_Description of the task:_
Retype the whole listing verbatim and keep the pictures out of it.

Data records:
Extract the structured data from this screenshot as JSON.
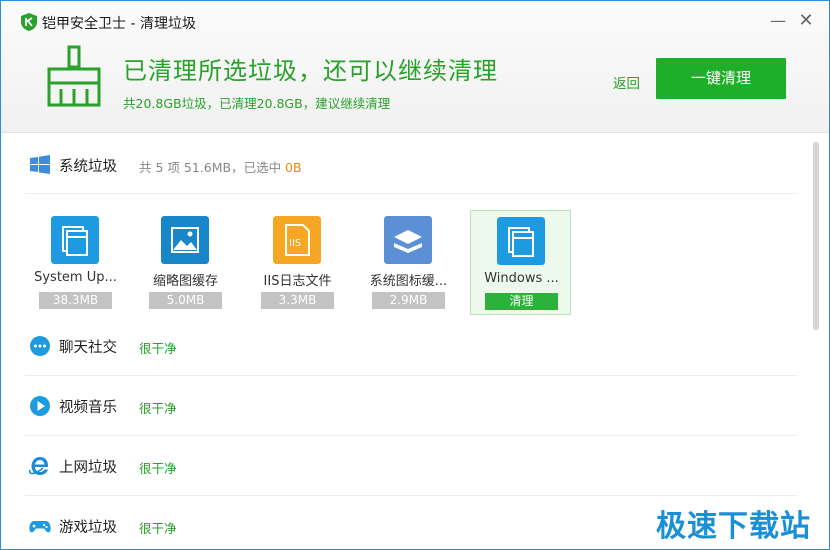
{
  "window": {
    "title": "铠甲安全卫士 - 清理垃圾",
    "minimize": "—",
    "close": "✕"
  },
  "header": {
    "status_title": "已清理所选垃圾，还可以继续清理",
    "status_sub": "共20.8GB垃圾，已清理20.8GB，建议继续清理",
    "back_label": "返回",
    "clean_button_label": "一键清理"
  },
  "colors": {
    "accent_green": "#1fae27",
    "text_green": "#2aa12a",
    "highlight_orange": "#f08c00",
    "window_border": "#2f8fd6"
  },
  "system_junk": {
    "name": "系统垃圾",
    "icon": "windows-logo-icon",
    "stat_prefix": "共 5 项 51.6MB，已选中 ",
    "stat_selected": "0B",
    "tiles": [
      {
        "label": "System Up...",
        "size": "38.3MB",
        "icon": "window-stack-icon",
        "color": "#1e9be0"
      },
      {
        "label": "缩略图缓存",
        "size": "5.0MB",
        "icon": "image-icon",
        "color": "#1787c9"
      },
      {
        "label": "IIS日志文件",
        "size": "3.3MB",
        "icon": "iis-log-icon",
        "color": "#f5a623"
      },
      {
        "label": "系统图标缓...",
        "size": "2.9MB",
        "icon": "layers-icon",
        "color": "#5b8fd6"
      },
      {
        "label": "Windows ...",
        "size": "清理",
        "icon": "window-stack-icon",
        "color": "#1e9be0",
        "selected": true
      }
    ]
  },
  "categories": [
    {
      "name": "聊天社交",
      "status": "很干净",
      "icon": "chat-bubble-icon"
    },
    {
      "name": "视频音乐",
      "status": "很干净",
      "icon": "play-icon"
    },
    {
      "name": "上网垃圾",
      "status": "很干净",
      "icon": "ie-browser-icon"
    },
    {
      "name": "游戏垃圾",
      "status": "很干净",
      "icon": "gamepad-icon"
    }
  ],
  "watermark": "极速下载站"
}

_Answer for the task:_
Extract the structured data from this screenshot as JSON.
{
  "window": {
    "title": "铠甲安全卫士 - 清理垃圾",
    "minimize": "—",
    "close": "✕"
  },
  "header": {
    "status_title": "已清理所选垃圾，还可以继续清理",
    "status_sub": "共20.8GB垃圾，已清理20.8GB，建议继续清理",
    "back_label": "返回",
    "clean_button_label": "一键清理"
  },
  "colors": {
    "accent_green": "#1fae27",
    "text_green": "#2aa12a",
    "highlight_orange": "#f08c00",
    "window_border": "#2f8fd6"
  },
  "system_junk": {
    "name": "系统垃圾",
    "icon": "windows-logo-icon",
    "stat_prefix": "共 5 项 51.6MB，已选中 ",
    "stat_selected": "0B",
    "tiles": [
      {
        "label": "System Up...",
        "size": "38.3MB",
        "icon": "window-stack-icon",
        "color": "#1e9be0"
      },
      {
        "label": "缩略图缓存",
        "size": "5.0MB",
        "icon": "image-icon",
        "color": "#1787c9"
      },
      {
        "label": "IIS日志文件",
        "size": "3.3MB",
        "icon": "iis-log-icon",
        "color": "#f5a623"
      },
      {
        "label": "系统图标缓...",
        "size": "2.9MB",
        "icon": "layers-icon",
        "color": "#5b8fd6"
      },
      {
        "label": "Windows ...",
        "size": "清理",
        "icon": "window-stack-icon",
        "color": "#1e9be0",
        "selected": true
      }
    ]
  },
  "categories": [
    {
      "name": "聊天社交",
      "status": "很干净",
      "icon": "chat-bubble-icon"
    },
    {
      "name": "视频音乐",
      "status": "很干净",
      "icon": "play-icon"
    },
    {
      "name": "上网垃圾",
      "status": "很干净",
      "icon": "ie-browser-icon"
    },
    {
      "name": "游戏垃圾",
      "status": "很干净",
      "icon": "gamepad-icon"
    }
  ],
  "watermark": "极速下载站"
}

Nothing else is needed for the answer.